- _INFORMATION GIVEN_:
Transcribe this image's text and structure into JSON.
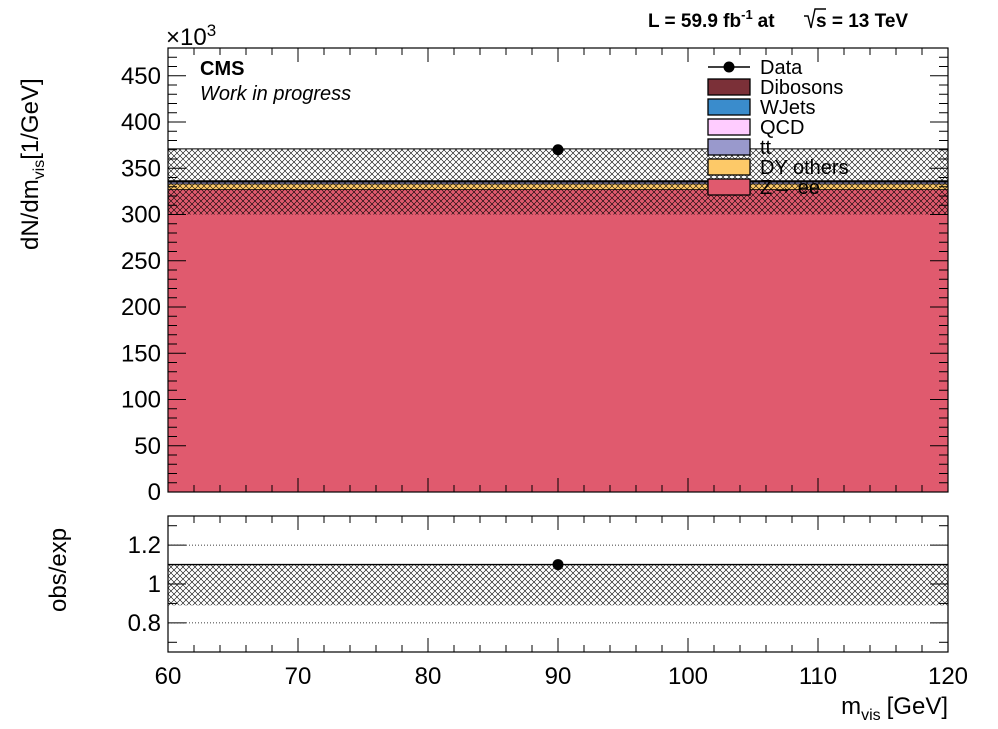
{
  "header": {
    "lumi_text": "L = 59.9 fb",
    "lumi_sup": "-1",
    "at_text": "at",
    "sqrt_s_text": "s = 13 TeV"
  },
  "labels": {
    "cms": "CMS",
    "status": "Work in progress",
    "exponent_base": "×10",
    "exponent_power": "3",
    "ylabel_main_a": "dN/dm",
    "ylabel_main_sub": "vis",
    "ylabel_main_b": "[1/GeV]",
    "ylabel_ratio": "obs/exp",
    "xlabel_a": "m",
    "xlabel_sub": "vis",
    "xlabel_b": "[GeV]"
  },
  "chart_data": [
    {
      "type": "bar",
      "stacked": true,
      "x_edges": [
        60,
        120
      ],
      "xlim": [
        60,
        120
      ],
      "ylim": [
        0,
        480
      ],
      "y_scale_factor": 1000,
      "y_ticks": [
        0,
        50,
        100,
        150,
        200,
        250,
        300,
        350,
        400,
        450
      ],
      "y_tick_labels": [
        "0",
        "50",
        "100",
        "150",
        "200",
        "250",
        "300",
        "350",
        "400",
        "450"
      ],
      "legend_position": "top-right",
      "series": [
        {
          "name": "Z→ ee",
          "values": [
            327
          ],
          "color": "#e05a6e"
        },
        {
          "name": "DY others",
          "values": [
            6
          ],
          "color": "#fdc968"
        },
        {
          "name": "tt",
          "values": [
            2
          ],
          "color": "#9999cc"
        },
        {
          "name": "QCD",
          "values": [
            0.5
          ],
          "color": "#ffccff"
        },
        {
          "name": "WJets",
          "values": [
            0.5
          ],
          "color": "#3a8ccc"
        },
        {
          "name": "Dibosons",
          "values": [
            0.5
          ],
          "color": "#7b3038"
        }
      ],
      "stack_total": 336.5,
      "uncertainty_band": [
        300,
        371
      ],
      "data_points": [
        {
          "name": "Data",
          "x": 90,
          "y": 370
        }
      ],
      "legend": [
        "Data",
        "Dibosons",
        "WJets",
        "QCD",
        "tt",
        "DY others",
        "Z→ ee"
      ]
    },
    {
      "type": "scatter",
      "xlim": [
        60,
        120
      ],
      "ylim": [
        0.65,
        1.35
      ],
      "y_ticks": [
        0.8,
        1,
        1.2
      ],
      "y_tick_labels": [
        "0.8",
        "1",
        "1.2"
      ],
      "x_ticks": [
        60,
        70,
        80,
        90,
        100,
        110,
        120
      ],
      "x_tick_labels": [
        "60",
        "70",
        "80",
        "90",
        "100",
        "110",
        "120"
      ],
      "gridlines_y": [
        0.8,
        1.2
      ],
      "uncertainty_band": [
        0.89,
        1.1
      ],
      "reference_line": 1.1,
      "data_points": [
        {
          "x": 90,
          "y": 1.1
        }
      ]
    }
  ]
}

- _WHAT TO PRODUCE_:
Pictures don't belong in the copy. Transcribe every record exactly as it appears.

- _RESULT_:
Transcribe this image's text and structure into JSON.
{
  "header": {
    "lumi_text": "L = 59.9 fb",
    "lumi_sup": "-1",
    "at_text": "at",
    "sqrt_s_text": "s = 13 TeV"
  },
  "labels": {
    "cms": "CMS",
    "status": "Work in progress",
    "exponent_base": "×10",
    "exponent_power": "3",
    "ylabel_main_a": "dN/dm",
    "ylabel_main_sub": "vis",
    "ylabel_main_b": "[1/GeV]",
    "ylabel_ratio": "obs/exp",
    "xlabel_a": "m",
    "xlabel_sub": "vis",
    "xlabel_b": "[GeV]"
  },
  "chart_data": [
    {
      "type": "bar",
      "stacked": true,
      "x_edges": [
        60,
        120
      ],
      "xlim": [
        60,
        120
      ],
      "ylim": [
        0,
        480
      ],
      "y_scale_factor": 1000,
      "y_ticks": [
        0,
        50,
        100,
        150,
        200,
        250,
        300,
        350,
        400,
        450
      ],
      "y_tick_labels": [
        "0",
        "50",
        "100",
        "150",
        "200",
        "250",
        "300",
        "350",
        "400",
        "450"
      ],
      "legend_position": "top-right",
      "series": [
        {
          "name": "Z→ ee",
          "values": [
            327
          ],
          "color": "#e05a6e"
        },
        {
          "name": "DY others",
          "values": [
            6
          ],
          "color": "#fdc968"
        },
        {
          "name": "tt",
          "values": [
            2
          ],
          "color": "#9999cc"
        },
        {
          "name": "QCD",
          "values": [
            0.5
          ],
          "color": "#ffccff"
        },
        {
          "name": "WJets",
          "values": [
            0.5
          ],
          "color": "#3a8ccc"
        },
        {
          "name": "Dibosons",
          "values": [
            0.5
          ],
          "color": "#7b3038"
        }
      ],
      "stack_total": 336.5,
      "uncertainty_band": [
        300,
        371
      ],
      "data_points": [
        {
          "name": "Data",
          "x": 90,
          "y": 370
        }
      ],
      "legend": [
        "Data",
        "Dibosons",
        "WJets",
        "QCD",
        "tt",
        "DY others",
        "Z→ ee"
      ]
    },
    {
      "type": "scatter",
      "xlim": [
        60,
        120
      ],
      "ylim": [
        0.65,
        1.35
      ],
      "y_ticks": [
        0.8,
        1,
        1.2
      ],
      "y_tick_labels": [
        "0.8",
        "1",
        "1.2"
      ],
      "x_ticks": [
        60,
        70,
        80,
        90,
        100,
        110,
        120
      ],
      "x_tick_labels": [
        "60",
        "70",
        "80",
        "90",
        "100",
        "110",
        "120"
      ],
      "gridlines_y": [
        0.8,
        1.2
      ],
      "uncertainty_band": [
        0.89,
        1.1
      ],
      "reference_line": 1.1,
      "data_points": [
        {
          "x": 90,
          "y": 1.1
        }
      ]
    }
  ]
}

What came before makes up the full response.